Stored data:
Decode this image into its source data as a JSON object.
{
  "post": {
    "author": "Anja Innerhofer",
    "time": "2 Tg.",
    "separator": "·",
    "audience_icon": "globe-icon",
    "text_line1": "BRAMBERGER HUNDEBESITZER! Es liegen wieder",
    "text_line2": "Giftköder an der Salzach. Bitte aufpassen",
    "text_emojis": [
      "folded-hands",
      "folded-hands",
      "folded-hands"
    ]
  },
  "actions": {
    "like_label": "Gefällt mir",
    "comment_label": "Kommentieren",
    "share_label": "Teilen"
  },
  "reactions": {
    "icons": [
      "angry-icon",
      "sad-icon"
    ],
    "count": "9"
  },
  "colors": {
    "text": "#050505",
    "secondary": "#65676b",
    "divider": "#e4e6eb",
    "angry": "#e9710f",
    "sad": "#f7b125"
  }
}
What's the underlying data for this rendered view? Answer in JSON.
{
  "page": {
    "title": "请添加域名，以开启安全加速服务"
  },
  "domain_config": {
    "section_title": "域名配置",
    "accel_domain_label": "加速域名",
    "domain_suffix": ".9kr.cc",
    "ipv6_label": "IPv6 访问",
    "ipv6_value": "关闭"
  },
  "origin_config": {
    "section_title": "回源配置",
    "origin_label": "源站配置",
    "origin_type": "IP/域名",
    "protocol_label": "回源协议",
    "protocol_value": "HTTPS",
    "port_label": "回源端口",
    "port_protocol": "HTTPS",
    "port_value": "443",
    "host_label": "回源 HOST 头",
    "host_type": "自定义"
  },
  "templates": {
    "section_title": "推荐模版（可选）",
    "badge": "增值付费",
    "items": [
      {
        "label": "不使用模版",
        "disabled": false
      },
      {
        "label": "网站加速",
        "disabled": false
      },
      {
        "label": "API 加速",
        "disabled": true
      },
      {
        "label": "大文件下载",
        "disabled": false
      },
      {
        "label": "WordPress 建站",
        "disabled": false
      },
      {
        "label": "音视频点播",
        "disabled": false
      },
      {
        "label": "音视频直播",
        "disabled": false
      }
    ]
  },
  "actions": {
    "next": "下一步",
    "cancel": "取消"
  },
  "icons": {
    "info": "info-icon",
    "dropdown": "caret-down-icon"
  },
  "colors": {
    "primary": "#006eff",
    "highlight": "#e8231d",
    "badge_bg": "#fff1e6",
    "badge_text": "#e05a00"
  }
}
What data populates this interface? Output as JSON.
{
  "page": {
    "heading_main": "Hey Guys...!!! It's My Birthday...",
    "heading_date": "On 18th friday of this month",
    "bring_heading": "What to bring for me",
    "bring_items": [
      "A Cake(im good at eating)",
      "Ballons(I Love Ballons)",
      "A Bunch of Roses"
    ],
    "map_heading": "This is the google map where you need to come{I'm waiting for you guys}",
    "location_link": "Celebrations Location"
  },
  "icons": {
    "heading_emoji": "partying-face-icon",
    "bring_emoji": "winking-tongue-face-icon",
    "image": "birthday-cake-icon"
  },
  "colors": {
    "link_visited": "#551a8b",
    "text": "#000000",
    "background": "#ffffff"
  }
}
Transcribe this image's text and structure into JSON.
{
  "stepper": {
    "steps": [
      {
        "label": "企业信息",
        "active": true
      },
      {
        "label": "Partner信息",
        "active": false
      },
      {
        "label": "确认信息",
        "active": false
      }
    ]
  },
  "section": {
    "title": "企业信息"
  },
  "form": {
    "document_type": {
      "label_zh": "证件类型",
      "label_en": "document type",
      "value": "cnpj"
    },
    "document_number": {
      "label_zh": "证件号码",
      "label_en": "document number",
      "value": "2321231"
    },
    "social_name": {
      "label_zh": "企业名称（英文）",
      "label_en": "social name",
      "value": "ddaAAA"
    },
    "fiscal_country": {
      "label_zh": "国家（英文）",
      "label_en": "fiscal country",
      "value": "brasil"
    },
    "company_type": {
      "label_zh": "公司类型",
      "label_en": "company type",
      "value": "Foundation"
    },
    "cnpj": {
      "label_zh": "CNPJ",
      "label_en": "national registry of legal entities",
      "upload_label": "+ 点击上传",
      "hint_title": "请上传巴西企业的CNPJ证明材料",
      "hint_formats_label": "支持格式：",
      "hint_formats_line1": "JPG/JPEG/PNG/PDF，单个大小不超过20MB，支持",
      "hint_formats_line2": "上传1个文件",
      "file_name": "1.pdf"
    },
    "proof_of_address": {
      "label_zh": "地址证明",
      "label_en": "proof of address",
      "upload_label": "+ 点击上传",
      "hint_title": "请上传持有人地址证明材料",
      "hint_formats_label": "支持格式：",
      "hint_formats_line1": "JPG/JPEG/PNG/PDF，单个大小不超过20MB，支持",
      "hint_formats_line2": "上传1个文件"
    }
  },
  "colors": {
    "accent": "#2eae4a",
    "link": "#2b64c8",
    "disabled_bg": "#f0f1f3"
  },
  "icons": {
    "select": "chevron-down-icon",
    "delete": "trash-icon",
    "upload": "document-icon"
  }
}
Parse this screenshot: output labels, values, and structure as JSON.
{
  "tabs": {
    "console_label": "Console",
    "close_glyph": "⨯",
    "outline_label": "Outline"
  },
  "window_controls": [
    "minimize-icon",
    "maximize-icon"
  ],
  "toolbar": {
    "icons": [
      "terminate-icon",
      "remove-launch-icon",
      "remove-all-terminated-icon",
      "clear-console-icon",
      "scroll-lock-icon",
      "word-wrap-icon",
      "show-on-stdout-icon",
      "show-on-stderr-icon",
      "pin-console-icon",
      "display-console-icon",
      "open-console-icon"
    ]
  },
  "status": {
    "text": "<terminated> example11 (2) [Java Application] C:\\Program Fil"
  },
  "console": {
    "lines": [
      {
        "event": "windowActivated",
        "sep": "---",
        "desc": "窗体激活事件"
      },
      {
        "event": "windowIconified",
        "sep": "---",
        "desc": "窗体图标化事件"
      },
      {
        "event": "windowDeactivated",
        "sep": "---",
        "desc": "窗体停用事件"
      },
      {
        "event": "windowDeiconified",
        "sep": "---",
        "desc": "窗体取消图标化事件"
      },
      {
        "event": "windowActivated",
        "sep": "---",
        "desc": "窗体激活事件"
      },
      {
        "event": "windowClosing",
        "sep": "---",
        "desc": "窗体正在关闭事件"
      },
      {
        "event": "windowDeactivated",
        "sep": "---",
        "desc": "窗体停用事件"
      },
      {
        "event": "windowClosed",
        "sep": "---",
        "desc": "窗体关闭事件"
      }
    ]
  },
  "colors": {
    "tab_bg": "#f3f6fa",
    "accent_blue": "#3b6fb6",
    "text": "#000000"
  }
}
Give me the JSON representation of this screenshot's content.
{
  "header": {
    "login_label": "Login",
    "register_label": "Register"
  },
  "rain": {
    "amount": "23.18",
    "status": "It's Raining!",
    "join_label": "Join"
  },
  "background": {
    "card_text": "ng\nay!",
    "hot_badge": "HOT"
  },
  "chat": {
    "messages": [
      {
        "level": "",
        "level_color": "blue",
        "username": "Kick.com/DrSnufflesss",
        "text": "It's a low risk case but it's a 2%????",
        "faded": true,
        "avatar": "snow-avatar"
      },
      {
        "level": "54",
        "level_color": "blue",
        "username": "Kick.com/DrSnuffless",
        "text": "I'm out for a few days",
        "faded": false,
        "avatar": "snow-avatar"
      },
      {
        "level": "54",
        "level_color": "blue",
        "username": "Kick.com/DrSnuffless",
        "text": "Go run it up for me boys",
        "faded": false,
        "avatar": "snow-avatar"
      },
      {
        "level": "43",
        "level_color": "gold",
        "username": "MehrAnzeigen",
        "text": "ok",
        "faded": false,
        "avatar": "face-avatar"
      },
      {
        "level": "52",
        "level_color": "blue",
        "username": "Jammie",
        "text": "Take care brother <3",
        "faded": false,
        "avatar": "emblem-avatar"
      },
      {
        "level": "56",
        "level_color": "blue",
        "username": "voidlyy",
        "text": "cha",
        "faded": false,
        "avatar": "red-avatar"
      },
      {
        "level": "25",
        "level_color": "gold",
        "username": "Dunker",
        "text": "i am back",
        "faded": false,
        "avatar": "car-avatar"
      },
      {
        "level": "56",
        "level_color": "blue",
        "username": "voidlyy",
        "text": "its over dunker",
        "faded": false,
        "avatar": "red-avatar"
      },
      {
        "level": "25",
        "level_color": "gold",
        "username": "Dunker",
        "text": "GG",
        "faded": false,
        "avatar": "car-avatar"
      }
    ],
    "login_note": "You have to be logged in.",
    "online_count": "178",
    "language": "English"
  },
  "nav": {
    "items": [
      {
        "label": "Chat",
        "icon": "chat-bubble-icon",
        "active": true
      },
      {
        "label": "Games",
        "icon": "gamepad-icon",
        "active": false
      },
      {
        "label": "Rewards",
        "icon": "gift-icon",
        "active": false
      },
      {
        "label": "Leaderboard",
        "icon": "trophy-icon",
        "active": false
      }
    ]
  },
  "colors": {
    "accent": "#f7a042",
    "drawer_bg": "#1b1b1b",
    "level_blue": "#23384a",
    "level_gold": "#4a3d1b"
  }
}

** Set problem **
Lines containing the word "into" must all be returned from the material above.

** Output of the exercise **
Decode this image into its source data as a JSON object.
Transcribe this image's text and structure into JSON.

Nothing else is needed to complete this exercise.